— Set tasks —
1. In the Patterson School text, what nickname did the school use?
2. Update the records from the line containing "reflection-point [628,443,635,450]" down through the line containing "reflection-point [396,387,404,394]" by changing "reflection-point" to "glare-point" and leaving everything else as it is. Return only those lines.

— Document section —
═══

Location
- 4646 Patterson School Drive Lenoir, North Carolina 28645 United States

Information
- School type: Boarding and Day
- Motto: Dedicati nobis totis
- Established: 1909
- Founder: Samuel Legerwood Patterson
- Closed: 2009
- Grades: 7–12 & Postgraduate
- Campus size: 1,400 acres (5.7 km^{2})
- Colours: Blue and Gold
- Nickname: Bulldogs
- Website: https://pattersonschoolfoundation.org/

= The Patterson School =

The Patterson School was a private, non-profit, co-educational, non-denominational, multi-cultural boarding and day school for grades seven through twelve, and one year of post-secondary study, located in Lenoir, North Carolina. The school opened in 1909 under the auspices of Samuel L. Patterson, the school's namesake and the first elected agricultural commissioner for the state of North Carolina.

═══

(Layout coordinate data)
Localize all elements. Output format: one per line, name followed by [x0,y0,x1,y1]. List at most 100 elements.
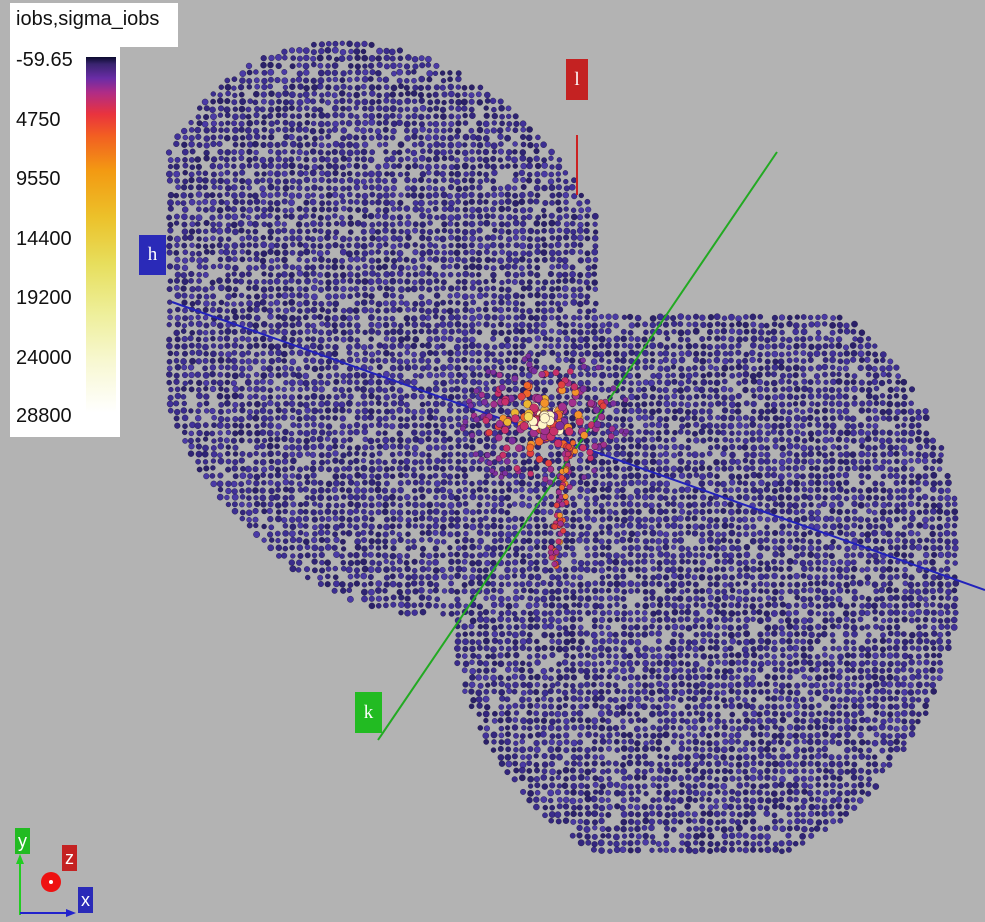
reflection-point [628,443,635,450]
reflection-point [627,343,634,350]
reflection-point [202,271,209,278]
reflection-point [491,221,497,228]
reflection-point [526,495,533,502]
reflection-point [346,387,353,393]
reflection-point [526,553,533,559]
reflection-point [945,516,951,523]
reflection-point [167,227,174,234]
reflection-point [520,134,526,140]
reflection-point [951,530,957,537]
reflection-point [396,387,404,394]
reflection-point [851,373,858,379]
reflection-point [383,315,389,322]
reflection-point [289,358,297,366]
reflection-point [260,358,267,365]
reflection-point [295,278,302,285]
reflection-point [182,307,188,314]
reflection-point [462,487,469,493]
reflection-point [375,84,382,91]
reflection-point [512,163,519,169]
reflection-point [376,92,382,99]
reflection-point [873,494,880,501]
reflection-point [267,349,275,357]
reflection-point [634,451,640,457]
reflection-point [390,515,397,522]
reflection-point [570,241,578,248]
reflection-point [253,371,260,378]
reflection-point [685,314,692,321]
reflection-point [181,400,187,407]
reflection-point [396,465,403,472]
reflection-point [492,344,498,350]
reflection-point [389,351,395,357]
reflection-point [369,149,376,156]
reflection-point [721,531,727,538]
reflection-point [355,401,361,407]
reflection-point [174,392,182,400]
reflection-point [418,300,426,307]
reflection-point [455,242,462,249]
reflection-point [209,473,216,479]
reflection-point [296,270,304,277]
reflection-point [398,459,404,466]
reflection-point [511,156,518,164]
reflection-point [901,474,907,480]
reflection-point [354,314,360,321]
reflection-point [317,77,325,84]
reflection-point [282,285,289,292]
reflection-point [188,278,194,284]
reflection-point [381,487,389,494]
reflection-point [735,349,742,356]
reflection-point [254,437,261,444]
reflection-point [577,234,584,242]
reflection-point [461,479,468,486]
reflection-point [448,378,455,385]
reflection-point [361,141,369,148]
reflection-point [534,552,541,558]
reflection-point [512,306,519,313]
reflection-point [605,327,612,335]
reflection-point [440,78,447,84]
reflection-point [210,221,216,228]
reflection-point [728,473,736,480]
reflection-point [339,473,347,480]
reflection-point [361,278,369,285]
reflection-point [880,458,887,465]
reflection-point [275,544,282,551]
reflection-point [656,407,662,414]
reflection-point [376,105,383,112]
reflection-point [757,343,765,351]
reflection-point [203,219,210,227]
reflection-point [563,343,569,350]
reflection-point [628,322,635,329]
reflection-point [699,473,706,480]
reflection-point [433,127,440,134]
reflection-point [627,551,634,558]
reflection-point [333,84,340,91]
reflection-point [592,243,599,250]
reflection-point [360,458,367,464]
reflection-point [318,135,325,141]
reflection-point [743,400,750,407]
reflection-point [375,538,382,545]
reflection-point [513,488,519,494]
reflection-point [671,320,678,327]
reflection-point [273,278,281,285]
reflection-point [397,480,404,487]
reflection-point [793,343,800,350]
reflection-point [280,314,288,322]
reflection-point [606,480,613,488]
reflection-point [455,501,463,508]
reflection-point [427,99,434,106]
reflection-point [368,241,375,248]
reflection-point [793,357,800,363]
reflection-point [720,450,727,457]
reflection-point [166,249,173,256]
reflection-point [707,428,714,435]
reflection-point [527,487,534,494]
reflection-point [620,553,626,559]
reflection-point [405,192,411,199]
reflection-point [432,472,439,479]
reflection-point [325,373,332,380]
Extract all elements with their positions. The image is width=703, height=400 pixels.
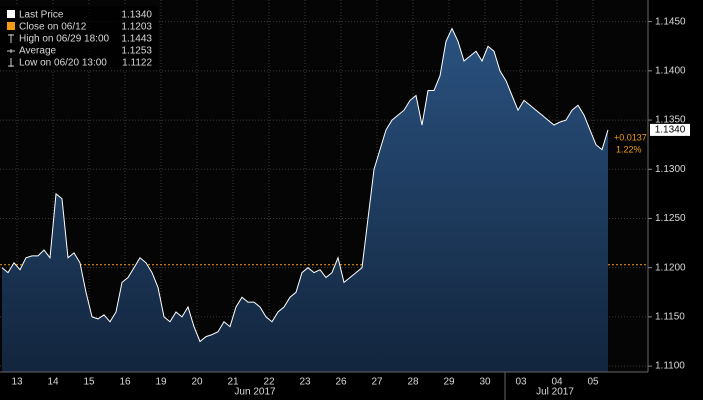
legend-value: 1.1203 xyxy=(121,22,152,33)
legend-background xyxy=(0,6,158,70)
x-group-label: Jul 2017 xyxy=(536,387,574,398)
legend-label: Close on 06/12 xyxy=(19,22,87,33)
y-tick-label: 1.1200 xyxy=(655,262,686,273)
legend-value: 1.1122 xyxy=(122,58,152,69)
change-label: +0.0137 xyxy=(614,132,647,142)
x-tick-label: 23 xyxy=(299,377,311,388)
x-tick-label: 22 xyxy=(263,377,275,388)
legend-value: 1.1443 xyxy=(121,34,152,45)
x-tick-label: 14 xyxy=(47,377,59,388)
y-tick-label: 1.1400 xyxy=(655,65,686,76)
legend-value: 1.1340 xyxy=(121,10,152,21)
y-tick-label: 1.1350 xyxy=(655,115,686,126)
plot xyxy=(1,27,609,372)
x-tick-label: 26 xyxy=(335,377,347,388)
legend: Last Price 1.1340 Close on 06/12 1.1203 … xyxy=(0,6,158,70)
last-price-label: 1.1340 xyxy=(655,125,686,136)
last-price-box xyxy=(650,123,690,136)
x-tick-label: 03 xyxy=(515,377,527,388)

═══

— Results of the tasks —
1. Bulldogs

2.
glare-point [628,443,635,450]
glare-point [627,343,634,350]
glare-point [202,271,209,278]
glare-point [491,221,497,228]
glare-point [526,495,533,502]
glare-point [346,387,353,393]
glare-point [526,553,533,559]
glare-point [945,516,951,523]
glare-point [167,227,174,234]
glare-point [520,134,526,140]
glare-point [951,530,957,537]
glare-point [396,387,404,394]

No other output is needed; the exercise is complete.